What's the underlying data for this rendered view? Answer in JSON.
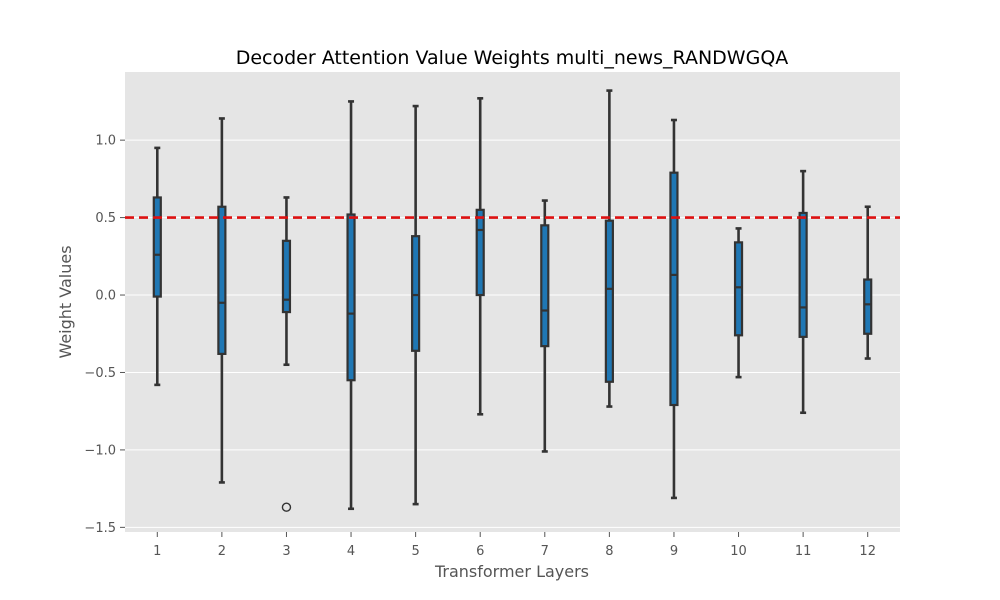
{
  "chart_data": {
    "type": "box",
    "title": "Decoder Attention Value Weights multi_news_RANDWGQA",
    "xlabel": "Transformer Layers",
    "ylabel": "Weight Values",
    "categories": [
      "1",
      "2",
      "3",
      "4",
      "5",
      "6",
      "7",
      "8",
      "9",
      "10",
      "11",
      "12"
    ],
    "ylim": [
      -1.53,
      1.44
    ],
    "yticks": [
      -1.5,
      -1.0,
      -0.5,
      0.0,
      0.5,
      1.0
    ],
    "ytick_labels": [
      "−1.5",
      "−1.0",
      "−0.5",
      "0.0",
      "0.5",
      "1.0"
    ],
    "grid": true,
    "background": "#e5e5e5",
    "box_color": "#1f77b4",
    "edge_color": "#333333",
    "reference_line": {
      "y": 0.5,
      "color": "#dd1111",
      "style": "dashed"
    },
    "boxes": [
      {
        "layer": "1",
        "whislo": -0.58,
        "q1": -0.01,
        "med": 0.26,
        "q3": 0.63,
        "whishi": 0.95,
        "fliers": []
      },
      {
        "layer": "2",
        "whislo": -1.21,
        "q1": -0.38,
        "med": -0.05,
        "q3": 0.57,
        "whishi": 1.14,
        "fliers": []
      },
      {
        "layer": "3",
        "whislo": -0.45,
        "q1": -0.11,
        "med": -0.03,
        "q3": 0.35,
        "whishi": 0.63,
        "fliers": [
          -1.37
        ]
      },
      {
        "layer": "4",
        "whislo": -1.38,
        "q1": -0.55,
        "med": -0.12,
        "q3": 0.52,
        "whishi": 1.25,
        "fliers": []
      },
      {
        "layer": "5",
        "whislo": -1.35,
        "q1": -0.36,
        "med": 0.0,
        "q3": 0.38,
        "whishi": 1.22,
        "fliers": []
      },
      {
        "layer": "6",
        "whislo": -0.77,
        "q1": 0.0,
        "med": 0.42,
        "q3": 0.55,
        "whishi": 1.27,
        "fliers": []
      },
      {
        "layer": "7",
        "whislo": -1.01,
        "q1": -0.33,
        "med": -0.1,
        "q3": 0.45,
        "whishi": 0.61,
        "fliers": []
      },
      {
        "layer": "8",
        "whislo": -0.72,
        "q1": -0.56,
        "med": 0.04,
        "q3": 0.48,
        "whishi": 1.32,
        "fliers": []
      },
      {
        "layer": "9",
        "whislo": -1.31,
        "q1": -0.71,
        "med": 0.13,
        "q3": 0.79,
        "whishi": 1.13,
        "fliers": []
      },
      {
        "layer": "10",
        "whislo": -0.53,
        "q1": -0.26,
        "med": 0.05,
        "q3": 0.34,
        "whishi": 0.43,
        "fliers": []
      },
      {
        "layer": "11",
        "whislo": -0.76,
        "q1": -0.27,
        "med": -0.08,
        "q3": 0.53,
        "whishi": 0.8,
        "fliers": []
      },
      {
        "layer": "12",
        "whislo": -0.41,
        "q1": -0.25,
        "med": -0.06,
        "q3": 0.1,
        "whishi": 0.57,
        "fliers": []
      }
    ]
  }
}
·····
Instruction: Which lines hold the word "whislo"? Show each one.

Task answer:
        "whislo": -0.58,
        "whislo": -1.21,
        "whislo": -0.45,
        "whislo": -1.38,
        "whislo": -1.35,
        "whislo": -0.77,
        "whislo": -1.01,
        "whislo": -0.72,
        "whislo": -1.31,
        "whislo": -0.53,
        "whislo": -0.76,
        "whislo": -0.41,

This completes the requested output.